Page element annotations
[Begin]

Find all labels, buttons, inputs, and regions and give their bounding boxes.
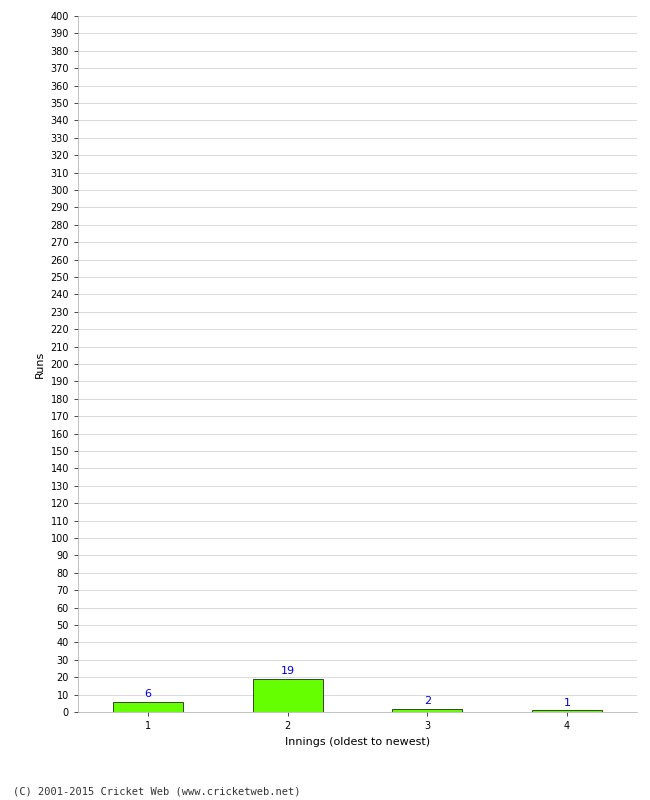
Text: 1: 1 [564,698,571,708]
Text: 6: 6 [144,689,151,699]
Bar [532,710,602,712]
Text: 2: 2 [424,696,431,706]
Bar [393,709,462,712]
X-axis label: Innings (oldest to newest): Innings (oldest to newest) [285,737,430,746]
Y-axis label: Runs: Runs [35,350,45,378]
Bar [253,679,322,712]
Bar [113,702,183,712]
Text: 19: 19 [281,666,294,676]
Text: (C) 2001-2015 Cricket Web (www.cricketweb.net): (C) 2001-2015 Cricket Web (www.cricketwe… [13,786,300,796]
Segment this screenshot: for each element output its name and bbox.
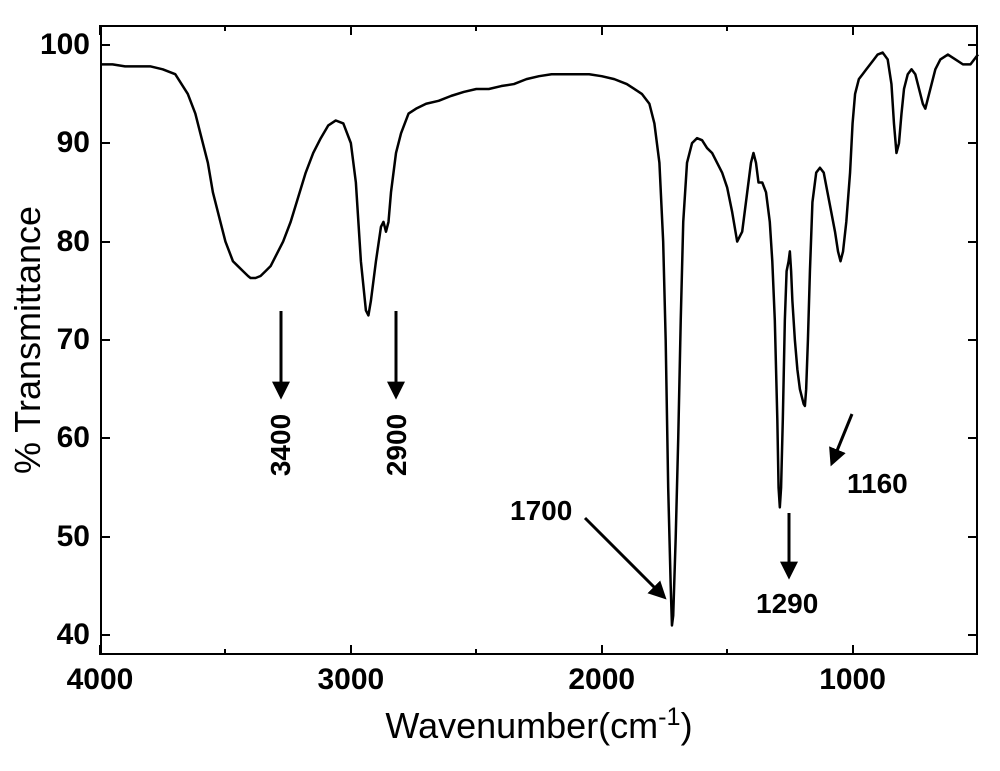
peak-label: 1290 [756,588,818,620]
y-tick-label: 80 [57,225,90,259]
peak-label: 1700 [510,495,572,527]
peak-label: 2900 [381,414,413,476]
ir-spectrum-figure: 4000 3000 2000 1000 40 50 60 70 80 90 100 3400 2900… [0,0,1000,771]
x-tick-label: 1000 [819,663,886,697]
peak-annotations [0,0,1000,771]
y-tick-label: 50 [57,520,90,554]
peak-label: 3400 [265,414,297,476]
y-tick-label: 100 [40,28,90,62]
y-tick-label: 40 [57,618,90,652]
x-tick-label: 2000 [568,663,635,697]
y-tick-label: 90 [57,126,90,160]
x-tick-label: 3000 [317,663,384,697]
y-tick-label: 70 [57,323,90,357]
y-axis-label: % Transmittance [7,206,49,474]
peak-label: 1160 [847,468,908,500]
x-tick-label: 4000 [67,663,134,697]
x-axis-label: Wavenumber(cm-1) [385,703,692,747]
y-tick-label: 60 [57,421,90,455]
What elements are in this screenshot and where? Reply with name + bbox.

[End]
[Begin]

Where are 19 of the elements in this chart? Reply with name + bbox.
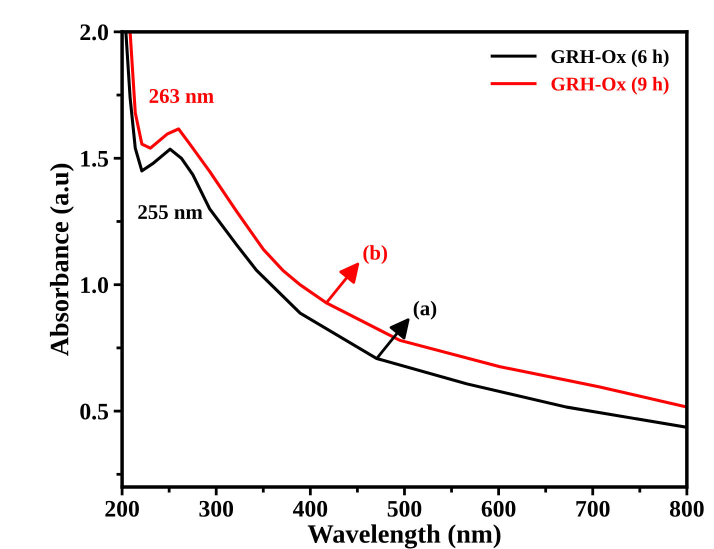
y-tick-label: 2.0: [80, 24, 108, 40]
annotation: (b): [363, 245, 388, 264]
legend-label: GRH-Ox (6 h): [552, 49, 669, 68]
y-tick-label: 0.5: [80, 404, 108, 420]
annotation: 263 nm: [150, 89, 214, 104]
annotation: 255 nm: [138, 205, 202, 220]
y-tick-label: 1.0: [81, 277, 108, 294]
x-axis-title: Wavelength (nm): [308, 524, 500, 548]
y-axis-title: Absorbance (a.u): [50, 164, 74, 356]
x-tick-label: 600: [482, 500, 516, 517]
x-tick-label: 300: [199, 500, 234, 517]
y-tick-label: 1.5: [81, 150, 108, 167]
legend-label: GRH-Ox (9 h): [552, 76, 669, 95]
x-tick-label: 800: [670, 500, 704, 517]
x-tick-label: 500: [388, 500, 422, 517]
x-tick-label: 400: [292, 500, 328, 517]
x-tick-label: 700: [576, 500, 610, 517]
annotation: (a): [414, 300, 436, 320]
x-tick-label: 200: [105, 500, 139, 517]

[End]

Problem requirements
Reproduce the lines from the one containing "y-tick-label: 2.0: [80, 24, 108, 40]" through the one containing "x-tick-label: 200: [105, 500, 139, 517]", both included, changing every "legend-label" to "legend-entry" and leaving all else unchanged. Give only those lines.

Exercise response
y-tick-label: 2.0: [80, 24, 108, 40]
annotation: (b): [363, 245, 388, 264]
legend-entry: GRH-Ox (6 h): [552, 49, 669, 68]
y-tick-label: 0.5: [80, 404, 108, 420]
annotation: 263 nm: [150, 89, 214, 104]
annotation: 255 nm: [138, 205, 202, 220]
y-tick-label: 1.0: [81, 277, 108, 294]
x-axis-title: Wavelength (nm): [308, 524, 500, 548]
y-axis-title: Absorbance (a.u): [50, 164, 74, 356]
x-tick-label: 600: [482, 500, 516, 517]
x-tick-label: 300: [199, 500, 234, 517]
y-tick-label: 1.5: [81, 150, 108, 167]
legend-entry: GRH-Ox (9 h): [552, 76, 669, 95]
x-tick-label: 800: [670, 500, 704, 517]
x-tick-label: 500: [388, 500, 422, 517]
x-tick-label: 400: [292, 500, 328, 517]
x-tick-label: 700: [576, 500, 610, 517]
annotation: (a): [414, 300, 436, 320]
x-tick-label: 200: [105, 500, 139, 517]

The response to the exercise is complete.